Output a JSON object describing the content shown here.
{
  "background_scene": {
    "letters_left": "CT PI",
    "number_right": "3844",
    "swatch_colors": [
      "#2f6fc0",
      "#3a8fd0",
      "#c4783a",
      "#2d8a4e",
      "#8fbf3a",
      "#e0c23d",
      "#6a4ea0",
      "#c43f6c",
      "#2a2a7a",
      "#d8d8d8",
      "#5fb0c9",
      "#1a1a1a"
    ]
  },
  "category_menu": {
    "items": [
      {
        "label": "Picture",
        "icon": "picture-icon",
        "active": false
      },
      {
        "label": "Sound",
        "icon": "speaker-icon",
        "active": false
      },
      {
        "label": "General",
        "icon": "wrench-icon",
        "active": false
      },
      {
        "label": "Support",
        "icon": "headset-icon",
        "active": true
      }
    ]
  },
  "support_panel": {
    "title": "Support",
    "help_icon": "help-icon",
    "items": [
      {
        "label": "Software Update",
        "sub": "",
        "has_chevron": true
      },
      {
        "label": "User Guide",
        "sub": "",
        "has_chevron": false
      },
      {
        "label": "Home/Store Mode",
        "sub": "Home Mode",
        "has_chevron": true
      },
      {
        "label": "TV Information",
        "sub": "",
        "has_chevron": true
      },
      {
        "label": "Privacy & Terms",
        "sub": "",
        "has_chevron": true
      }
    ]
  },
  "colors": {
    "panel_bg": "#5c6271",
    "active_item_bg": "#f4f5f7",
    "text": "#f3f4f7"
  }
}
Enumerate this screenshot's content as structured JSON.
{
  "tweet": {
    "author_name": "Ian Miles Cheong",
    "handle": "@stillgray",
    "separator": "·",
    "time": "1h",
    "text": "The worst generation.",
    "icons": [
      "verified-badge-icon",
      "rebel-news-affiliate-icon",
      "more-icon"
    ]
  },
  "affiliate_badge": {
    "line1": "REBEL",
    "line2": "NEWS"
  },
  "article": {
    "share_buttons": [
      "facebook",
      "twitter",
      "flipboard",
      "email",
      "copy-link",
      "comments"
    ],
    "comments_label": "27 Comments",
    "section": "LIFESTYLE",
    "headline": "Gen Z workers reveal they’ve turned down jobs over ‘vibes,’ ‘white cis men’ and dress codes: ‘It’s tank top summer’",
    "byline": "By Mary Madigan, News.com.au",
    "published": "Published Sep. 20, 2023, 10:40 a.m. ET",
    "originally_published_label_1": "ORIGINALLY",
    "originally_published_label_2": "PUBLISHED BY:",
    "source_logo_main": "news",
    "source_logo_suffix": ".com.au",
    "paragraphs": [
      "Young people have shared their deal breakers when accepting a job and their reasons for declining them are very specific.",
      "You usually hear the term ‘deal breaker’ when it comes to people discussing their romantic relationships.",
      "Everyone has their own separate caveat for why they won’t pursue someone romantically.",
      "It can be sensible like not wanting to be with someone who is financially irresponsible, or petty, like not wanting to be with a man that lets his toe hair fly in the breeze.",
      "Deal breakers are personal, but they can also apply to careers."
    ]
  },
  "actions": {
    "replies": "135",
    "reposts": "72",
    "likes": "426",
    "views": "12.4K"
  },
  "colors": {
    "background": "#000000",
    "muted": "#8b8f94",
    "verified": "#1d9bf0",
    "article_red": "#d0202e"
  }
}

* **WORK TO COMPLETE**
Copy each line of the data above that holds "text".

* **TASK SOLUTION**
    "text": "#f3f4f7"
    "text": "The worst generation.",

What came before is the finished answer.